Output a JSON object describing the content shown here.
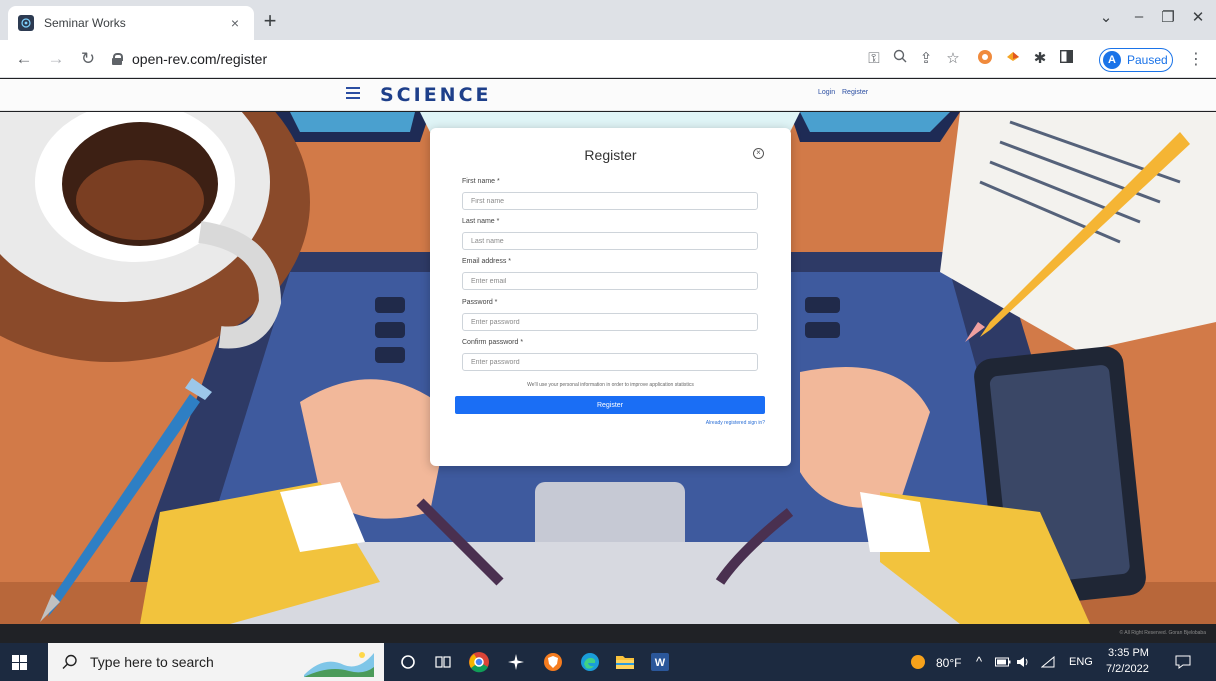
{
  "browser": {
    "tab_title": "Seminar Works",
    "tab_close": "×",
    "new_tab": "+",
    "url": "open-rev.com/register",
    "profile_initial": "A",
    "profile_status": "Paused"
  },
  "site": {
    "logo_text": "SCIENCE",
    "login": "Login",
    "register": "Register",
    "footer": "© All Right Reserved. Goran Bjelobaba"
  },
  "modal": {
    "title": "Register",
    "fields": [
      {
        "label": "First name *",
        "placeholder": "First name"
      },
      {
        "label": "Last name *",
        "placeholder": "Last name"
      },
      {
        "label": "Email address *",
        "placeholder": "Enter email"
      },
      {
        "label": "Password *",
        "placeholder": "Enter password"
      },
      {
        "label": "Confirm password *",
        "placeholder": "Enter password"
      }
    ],
    "note": "We'll use your personal information in order to improve application statistics",
    "button": "Register",
    "already": "Already registered sign in?"
  },
  "taskbar": {
    "search_placeholder": "Type here to search",
    "weather": "80°F",
    "language": "ENG",
    "time": "3:35 PM",
    "date": "7/2/2022"
  },
  "colors": {
    "accent": "#1a6ef5",
    "hero_bg": "#d27a48",
    "taskbar": "#1c2a40"
  }
}
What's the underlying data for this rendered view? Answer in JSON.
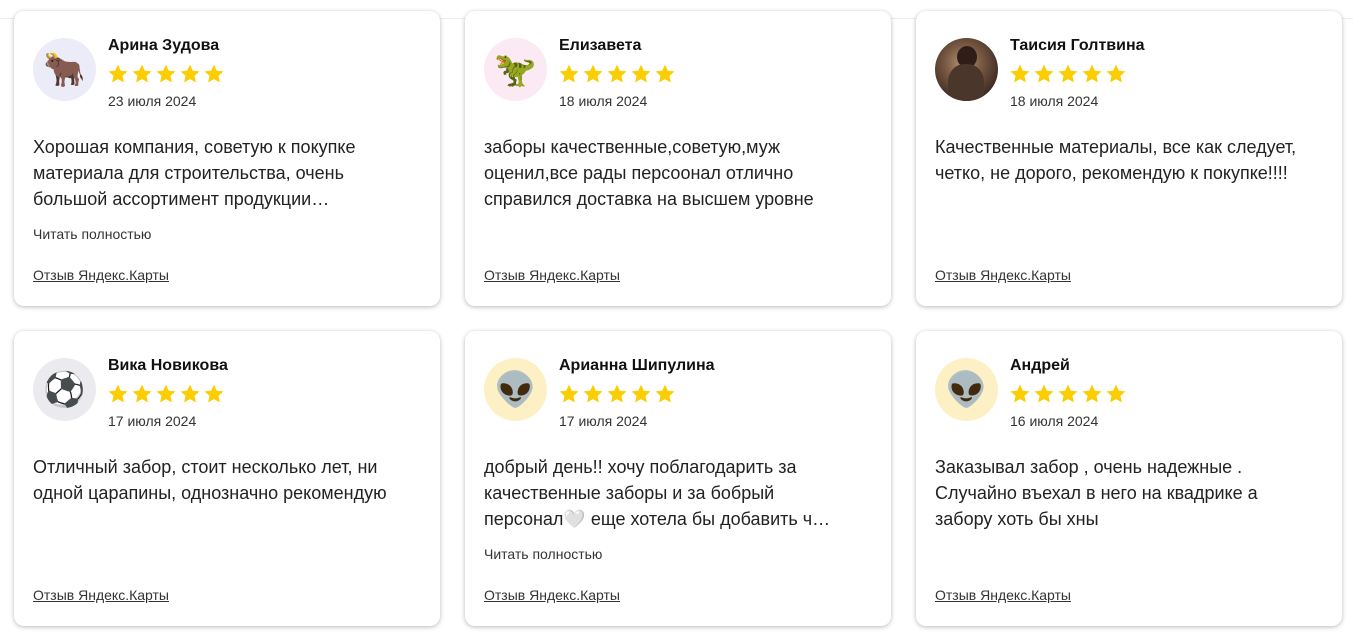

* * *

Print each of the records above exactly as written, leaving no picture in the copy.

Output a JSON object describing the content shown here.
{
  "browser": {
    "tab_title": "Seminar Works",
    "tab_close": "×",
    "new_tab": "+",
    "url": "open-rev.com/register",
    "profile_initial": "A",
    "profile_status": "Paused"
  },
  "site": {
    "logo_text": "SCIENCE",
    "login": "Login",
    "register": "Register",
    "footer": "© All Right Reserved. Goran Bjelobaba"
  },
  "modal": {
    "title": "Register",
    "fields": [
      {
        "label": "First name *",
        "placeholder": "First name"
      },
      {
        "label": "Last name *",
        "placeholder": "Last name"
      },
      {
        "label": "Email address *",
        "placeholder": "Enter email"
      },
      {
        "label": "Password *",
        "placeholder": "Enter password"
      },
      {
        "label": "Confirm password *",
        "placeholder": "Enter password"
      }
    ],
    "note": "We'll use your personal information in order to improve application statistics",
    "button": "Register",
    "already": "Already registered sign in?"
  },
  "taskbar": {
    "search_placeholder": "Type here to search",
    "weather": "80°F",
    "language": "ENG",
    "time": "3:35 PM",
    "date": "7/2/2022"
  },
  "colors": {
    "accent": "#1a6ef5",
    "hero_bg": "#d27a48",
    "taskbar": "#1c2a40"
  }
}
What's the underlying data for this rendered view? Answer in JSON.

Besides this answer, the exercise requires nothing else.